Find the lines holding the word "President" and collect them.

---*---

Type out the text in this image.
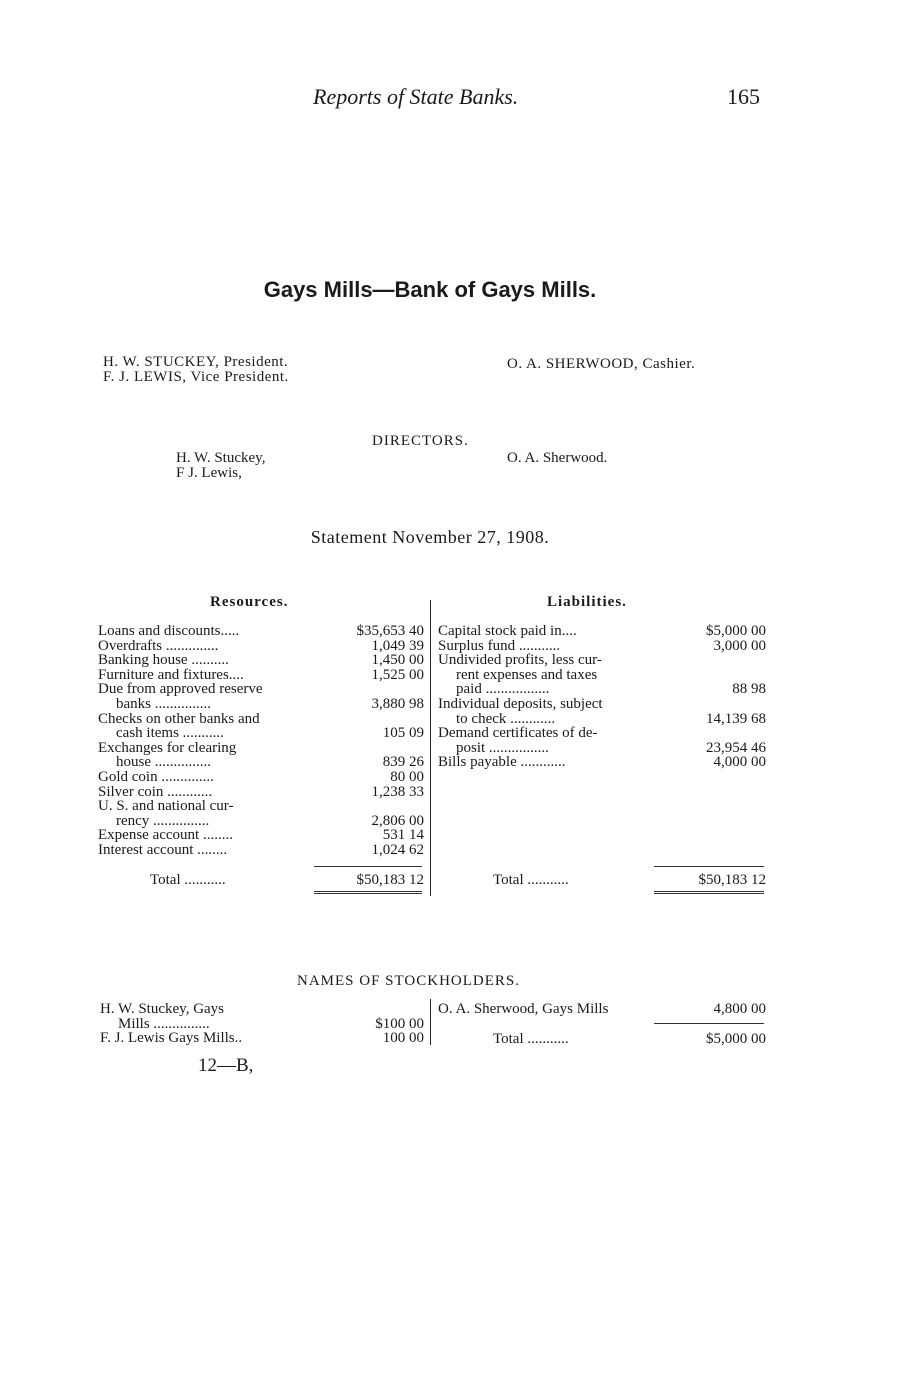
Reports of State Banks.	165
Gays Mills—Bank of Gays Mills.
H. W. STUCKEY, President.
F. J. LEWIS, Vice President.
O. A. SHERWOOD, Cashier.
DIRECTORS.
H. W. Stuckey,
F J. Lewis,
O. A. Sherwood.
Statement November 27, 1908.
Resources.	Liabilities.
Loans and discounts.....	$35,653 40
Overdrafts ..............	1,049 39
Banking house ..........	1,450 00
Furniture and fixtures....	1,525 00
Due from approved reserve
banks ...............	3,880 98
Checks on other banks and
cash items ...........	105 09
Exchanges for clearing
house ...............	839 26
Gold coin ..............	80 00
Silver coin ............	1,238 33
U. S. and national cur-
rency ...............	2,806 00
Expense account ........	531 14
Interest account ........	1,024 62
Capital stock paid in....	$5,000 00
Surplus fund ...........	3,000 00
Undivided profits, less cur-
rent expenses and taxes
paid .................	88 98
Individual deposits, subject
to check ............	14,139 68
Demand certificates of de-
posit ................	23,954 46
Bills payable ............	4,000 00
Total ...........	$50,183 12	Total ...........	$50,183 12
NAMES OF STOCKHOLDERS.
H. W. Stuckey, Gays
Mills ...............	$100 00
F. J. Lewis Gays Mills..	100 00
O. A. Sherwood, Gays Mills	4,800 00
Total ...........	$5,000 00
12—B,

---*---

• Task answer:
H. W. STUCKEY, President.
F. J. LEWIS, Vice President.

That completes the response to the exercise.